- _TASK INSTRUCTIONS_
Identify all lines in the data containing the string "Hydrogen". Copy them out.

## BEGIN RECORDS TO USE

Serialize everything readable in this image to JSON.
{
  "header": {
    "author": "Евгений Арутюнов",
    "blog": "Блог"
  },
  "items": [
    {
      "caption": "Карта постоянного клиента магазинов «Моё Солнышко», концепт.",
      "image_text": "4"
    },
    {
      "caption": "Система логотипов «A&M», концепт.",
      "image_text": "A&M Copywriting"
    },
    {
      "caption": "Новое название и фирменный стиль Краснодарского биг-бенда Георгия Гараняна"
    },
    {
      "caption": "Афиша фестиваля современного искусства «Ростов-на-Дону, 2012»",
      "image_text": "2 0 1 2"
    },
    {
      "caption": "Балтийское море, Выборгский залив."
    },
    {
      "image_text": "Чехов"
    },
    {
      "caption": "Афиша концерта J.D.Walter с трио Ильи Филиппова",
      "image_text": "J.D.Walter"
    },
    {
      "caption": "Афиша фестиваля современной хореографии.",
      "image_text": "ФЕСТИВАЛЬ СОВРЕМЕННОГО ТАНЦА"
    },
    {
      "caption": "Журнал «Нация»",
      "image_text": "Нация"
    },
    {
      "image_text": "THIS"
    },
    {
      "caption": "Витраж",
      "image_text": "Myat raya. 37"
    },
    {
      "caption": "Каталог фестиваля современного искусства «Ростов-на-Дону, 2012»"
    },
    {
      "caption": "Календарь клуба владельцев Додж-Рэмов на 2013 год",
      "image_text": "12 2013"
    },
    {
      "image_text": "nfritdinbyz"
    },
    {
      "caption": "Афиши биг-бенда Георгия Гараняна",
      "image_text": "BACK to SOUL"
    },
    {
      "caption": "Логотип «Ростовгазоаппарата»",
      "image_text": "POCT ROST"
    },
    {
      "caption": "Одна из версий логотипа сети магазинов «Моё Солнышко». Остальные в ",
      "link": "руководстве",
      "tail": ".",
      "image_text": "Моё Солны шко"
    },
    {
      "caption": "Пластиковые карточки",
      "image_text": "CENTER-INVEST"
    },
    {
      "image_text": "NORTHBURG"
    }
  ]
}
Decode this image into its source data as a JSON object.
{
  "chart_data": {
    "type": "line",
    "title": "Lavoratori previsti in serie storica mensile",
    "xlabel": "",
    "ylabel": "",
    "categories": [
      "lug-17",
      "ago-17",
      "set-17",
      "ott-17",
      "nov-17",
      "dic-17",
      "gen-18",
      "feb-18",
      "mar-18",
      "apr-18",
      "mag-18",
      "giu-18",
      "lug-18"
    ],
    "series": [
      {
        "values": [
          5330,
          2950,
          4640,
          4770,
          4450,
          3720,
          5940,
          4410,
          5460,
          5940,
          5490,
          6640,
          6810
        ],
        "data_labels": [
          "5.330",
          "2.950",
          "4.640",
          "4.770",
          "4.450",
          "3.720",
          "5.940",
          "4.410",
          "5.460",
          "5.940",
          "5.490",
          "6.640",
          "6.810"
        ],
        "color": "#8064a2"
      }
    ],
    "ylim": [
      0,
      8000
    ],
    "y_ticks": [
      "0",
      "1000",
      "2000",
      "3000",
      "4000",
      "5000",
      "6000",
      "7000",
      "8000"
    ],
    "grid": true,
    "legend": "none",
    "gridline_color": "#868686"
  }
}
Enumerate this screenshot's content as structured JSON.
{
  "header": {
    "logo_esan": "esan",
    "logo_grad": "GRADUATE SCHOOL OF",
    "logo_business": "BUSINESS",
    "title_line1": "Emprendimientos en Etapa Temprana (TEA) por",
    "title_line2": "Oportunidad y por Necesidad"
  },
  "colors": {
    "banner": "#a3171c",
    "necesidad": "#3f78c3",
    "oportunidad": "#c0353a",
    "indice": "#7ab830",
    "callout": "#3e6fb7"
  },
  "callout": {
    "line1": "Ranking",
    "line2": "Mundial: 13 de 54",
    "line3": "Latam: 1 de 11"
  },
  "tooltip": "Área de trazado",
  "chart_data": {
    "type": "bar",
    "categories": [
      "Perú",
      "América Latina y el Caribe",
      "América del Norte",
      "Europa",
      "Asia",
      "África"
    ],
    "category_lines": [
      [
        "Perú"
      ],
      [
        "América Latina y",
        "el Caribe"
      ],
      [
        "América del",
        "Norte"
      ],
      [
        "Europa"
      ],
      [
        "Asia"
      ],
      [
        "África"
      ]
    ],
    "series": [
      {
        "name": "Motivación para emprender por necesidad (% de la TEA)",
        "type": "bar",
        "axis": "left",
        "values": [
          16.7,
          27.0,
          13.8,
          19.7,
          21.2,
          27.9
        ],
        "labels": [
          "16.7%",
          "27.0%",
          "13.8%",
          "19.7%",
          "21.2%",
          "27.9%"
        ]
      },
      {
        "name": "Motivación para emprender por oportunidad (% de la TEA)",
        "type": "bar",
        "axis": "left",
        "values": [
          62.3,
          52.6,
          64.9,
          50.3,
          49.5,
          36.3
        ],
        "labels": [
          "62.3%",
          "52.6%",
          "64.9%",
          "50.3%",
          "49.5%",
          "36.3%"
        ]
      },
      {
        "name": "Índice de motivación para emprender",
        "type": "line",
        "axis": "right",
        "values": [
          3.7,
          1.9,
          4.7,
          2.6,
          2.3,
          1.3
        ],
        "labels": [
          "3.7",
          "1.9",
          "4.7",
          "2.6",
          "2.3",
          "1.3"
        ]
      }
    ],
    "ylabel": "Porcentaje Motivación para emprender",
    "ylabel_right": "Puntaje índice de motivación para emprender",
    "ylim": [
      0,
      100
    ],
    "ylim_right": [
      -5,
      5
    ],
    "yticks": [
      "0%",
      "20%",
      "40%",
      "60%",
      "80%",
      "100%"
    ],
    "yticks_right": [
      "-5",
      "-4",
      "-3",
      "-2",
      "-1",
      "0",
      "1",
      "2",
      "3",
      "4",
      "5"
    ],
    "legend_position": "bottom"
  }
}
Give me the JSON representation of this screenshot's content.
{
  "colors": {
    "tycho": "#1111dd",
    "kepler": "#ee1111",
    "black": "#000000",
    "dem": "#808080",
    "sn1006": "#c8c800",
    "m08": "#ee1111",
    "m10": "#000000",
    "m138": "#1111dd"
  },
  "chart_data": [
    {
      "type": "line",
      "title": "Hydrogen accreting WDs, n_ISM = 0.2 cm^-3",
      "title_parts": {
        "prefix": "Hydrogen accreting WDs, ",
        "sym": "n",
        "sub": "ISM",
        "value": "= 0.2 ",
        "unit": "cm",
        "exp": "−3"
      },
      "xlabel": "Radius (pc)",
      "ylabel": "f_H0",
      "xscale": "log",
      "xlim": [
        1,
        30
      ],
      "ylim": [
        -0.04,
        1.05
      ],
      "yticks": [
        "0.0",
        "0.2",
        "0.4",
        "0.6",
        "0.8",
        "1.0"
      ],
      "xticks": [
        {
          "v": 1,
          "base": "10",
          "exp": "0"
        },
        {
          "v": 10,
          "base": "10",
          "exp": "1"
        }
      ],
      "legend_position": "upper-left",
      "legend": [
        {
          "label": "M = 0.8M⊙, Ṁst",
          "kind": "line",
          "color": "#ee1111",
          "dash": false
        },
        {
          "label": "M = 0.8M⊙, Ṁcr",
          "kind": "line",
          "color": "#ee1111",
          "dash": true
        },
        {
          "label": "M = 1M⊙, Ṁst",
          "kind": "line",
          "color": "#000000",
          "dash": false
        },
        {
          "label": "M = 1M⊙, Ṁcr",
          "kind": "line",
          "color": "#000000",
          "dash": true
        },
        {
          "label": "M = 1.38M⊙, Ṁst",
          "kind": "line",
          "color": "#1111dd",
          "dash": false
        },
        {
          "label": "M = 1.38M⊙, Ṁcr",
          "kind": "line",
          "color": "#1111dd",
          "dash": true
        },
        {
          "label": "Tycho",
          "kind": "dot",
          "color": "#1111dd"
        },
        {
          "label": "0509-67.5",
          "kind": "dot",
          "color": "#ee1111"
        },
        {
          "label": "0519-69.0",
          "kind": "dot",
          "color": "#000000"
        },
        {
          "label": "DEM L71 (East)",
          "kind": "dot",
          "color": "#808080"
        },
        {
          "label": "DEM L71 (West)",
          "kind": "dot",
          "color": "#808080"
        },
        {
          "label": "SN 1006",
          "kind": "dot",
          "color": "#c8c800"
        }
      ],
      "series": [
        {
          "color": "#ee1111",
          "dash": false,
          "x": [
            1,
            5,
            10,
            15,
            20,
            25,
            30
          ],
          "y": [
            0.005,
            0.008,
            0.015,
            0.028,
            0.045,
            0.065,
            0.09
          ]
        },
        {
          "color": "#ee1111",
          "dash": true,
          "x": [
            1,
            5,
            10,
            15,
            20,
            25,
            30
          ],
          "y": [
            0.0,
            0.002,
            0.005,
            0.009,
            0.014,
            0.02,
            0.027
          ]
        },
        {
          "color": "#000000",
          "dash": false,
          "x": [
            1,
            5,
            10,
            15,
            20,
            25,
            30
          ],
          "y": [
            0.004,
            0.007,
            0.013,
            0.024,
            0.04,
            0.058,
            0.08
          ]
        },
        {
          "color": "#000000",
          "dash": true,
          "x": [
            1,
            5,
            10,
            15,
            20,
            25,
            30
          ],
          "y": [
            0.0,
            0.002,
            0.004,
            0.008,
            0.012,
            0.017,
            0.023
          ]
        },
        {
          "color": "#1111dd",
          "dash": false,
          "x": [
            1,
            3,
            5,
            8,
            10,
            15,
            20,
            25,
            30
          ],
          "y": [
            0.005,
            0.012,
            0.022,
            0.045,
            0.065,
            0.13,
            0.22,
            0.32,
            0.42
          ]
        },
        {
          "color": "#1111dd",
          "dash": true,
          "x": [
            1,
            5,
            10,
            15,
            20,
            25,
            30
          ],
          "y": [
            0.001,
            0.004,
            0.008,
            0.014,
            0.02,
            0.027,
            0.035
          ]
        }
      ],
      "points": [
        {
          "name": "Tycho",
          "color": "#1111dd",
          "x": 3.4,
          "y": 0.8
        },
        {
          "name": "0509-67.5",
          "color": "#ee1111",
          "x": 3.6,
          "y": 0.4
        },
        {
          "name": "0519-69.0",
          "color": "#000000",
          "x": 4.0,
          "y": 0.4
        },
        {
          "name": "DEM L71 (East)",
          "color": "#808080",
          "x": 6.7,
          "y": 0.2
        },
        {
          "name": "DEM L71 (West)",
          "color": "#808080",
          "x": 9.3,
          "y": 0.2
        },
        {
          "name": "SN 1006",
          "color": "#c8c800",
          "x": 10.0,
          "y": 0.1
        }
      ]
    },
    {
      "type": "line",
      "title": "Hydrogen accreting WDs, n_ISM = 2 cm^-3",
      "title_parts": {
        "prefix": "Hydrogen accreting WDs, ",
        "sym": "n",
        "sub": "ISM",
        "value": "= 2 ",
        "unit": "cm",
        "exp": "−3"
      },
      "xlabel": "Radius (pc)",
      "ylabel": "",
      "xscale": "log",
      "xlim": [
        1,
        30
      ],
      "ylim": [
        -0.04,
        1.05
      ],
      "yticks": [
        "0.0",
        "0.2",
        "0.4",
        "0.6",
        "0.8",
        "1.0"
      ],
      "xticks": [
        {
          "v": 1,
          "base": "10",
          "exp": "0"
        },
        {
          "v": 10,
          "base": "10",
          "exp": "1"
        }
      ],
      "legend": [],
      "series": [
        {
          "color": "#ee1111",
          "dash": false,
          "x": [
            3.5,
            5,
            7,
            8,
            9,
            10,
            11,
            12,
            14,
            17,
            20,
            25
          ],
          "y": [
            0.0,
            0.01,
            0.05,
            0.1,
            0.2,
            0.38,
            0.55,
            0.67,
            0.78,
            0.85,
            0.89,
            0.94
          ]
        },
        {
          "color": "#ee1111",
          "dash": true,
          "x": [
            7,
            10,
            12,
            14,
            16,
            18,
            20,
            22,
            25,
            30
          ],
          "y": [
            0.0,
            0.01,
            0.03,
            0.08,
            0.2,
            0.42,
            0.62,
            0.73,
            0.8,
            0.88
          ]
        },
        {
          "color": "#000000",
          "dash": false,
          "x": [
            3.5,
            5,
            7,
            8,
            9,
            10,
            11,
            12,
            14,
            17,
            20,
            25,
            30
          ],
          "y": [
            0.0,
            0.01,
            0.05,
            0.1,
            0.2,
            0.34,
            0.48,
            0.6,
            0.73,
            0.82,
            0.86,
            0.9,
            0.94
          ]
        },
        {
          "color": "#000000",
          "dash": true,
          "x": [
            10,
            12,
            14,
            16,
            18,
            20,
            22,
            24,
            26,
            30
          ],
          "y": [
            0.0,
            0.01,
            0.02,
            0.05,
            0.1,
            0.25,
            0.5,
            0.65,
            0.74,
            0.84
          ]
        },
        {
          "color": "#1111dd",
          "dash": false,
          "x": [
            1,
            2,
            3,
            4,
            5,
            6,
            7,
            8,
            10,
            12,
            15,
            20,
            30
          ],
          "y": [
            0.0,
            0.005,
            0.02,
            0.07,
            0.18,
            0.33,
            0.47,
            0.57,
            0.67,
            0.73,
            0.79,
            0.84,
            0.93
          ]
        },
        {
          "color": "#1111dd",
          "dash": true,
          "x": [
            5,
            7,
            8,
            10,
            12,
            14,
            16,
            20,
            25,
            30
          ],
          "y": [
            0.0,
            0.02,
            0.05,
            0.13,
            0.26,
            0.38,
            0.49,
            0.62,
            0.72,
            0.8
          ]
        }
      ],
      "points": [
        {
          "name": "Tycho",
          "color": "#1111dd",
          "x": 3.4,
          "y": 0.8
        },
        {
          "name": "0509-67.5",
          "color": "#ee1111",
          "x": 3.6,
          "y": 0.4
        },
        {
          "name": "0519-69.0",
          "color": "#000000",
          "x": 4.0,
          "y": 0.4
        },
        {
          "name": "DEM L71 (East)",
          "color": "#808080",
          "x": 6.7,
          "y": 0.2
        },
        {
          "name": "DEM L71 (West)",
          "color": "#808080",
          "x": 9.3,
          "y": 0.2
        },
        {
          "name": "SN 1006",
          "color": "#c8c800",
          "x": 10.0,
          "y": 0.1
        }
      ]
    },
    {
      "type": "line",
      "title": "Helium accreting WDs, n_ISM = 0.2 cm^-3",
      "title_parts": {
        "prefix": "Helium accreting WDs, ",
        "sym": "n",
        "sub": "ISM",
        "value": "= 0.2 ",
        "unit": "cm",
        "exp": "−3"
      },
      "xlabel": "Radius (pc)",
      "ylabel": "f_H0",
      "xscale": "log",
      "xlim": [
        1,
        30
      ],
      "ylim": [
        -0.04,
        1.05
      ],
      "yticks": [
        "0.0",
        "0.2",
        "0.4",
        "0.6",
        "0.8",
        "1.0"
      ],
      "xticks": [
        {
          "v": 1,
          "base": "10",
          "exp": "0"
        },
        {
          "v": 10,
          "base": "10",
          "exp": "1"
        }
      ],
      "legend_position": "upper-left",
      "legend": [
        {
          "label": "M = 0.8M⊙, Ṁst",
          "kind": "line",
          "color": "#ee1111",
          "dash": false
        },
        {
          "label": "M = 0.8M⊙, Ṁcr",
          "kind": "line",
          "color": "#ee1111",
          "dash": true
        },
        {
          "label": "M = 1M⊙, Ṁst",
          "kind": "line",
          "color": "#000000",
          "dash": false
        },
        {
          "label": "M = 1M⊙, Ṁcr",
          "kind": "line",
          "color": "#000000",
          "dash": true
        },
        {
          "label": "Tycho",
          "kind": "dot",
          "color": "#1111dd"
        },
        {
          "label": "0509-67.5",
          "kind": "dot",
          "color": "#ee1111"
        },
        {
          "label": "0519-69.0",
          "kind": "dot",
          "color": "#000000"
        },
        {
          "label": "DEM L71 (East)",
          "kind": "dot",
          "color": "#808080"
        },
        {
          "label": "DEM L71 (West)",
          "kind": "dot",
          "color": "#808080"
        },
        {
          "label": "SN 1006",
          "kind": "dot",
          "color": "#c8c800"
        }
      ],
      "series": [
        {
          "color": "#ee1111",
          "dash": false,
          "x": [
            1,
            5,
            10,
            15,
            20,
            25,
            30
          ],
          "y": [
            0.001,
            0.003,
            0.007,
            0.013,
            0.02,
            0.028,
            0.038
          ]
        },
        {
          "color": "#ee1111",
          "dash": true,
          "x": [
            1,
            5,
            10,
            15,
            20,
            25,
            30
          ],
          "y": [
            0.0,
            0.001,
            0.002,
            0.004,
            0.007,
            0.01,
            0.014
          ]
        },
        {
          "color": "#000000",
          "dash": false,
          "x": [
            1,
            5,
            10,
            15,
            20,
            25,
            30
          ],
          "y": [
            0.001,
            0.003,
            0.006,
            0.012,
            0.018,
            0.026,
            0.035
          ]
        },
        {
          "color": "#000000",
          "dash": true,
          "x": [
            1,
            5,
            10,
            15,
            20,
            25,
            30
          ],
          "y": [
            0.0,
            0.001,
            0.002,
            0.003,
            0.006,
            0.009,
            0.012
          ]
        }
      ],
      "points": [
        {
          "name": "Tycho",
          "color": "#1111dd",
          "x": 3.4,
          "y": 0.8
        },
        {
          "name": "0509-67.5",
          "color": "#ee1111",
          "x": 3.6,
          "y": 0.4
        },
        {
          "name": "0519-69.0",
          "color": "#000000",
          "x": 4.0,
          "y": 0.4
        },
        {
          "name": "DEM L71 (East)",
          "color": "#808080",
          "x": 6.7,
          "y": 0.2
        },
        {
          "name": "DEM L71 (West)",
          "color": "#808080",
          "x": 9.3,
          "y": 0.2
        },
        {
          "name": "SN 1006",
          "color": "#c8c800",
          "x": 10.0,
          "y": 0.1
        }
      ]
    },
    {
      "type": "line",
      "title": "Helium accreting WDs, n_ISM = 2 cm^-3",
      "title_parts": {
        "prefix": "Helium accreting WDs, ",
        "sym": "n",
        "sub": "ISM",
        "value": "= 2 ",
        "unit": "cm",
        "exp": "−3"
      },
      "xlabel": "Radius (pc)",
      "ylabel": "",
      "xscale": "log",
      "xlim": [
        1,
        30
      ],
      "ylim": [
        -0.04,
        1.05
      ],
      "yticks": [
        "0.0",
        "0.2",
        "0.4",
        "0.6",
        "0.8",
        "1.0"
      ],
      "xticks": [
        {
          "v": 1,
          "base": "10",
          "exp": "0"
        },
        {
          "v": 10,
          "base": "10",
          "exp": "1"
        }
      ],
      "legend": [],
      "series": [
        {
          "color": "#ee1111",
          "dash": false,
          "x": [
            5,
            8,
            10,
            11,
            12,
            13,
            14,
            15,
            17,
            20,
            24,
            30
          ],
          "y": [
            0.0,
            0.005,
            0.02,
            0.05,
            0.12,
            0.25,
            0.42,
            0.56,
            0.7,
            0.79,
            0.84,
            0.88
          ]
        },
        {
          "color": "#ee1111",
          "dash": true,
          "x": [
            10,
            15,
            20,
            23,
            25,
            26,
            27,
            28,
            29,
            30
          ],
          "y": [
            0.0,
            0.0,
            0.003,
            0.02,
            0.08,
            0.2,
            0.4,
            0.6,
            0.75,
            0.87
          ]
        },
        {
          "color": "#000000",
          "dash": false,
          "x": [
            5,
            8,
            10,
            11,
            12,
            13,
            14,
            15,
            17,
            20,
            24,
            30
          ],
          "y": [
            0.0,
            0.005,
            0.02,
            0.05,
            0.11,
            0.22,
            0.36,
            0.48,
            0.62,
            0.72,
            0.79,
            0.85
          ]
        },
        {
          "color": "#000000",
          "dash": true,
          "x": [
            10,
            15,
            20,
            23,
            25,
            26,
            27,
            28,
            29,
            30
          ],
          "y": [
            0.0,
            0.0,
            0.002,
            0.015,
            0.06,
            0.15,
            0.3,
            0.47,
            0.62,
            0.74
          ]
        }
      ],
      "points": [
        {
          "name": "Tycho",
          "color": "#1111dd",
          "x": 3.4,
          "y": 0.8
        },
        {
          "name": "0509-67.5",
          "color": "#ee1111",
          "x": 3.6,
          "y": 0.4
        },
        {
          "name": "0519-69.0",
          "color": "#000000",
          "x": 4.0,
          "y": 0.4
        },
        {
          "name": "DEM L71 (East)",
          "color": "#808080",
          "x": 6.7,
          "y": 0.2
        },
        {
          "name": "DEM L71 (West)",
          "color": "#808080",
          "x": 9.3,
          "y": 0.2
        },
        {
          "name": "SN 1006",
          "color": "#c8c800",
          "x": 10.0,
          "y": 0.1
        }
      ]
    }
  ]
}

## END RECORDS TO USE

- _REPLY_
      "title": "Hydrogen accreting WDs, n_ISM = 0.2 cm^-3",
        "prefix": "Hydrogen accreting WDs, ",
      "title": "Hydrogen accreting WDs, n_ISM = 2 cm^-3",
        "prefix": "Hydrogen accreting WDs, ",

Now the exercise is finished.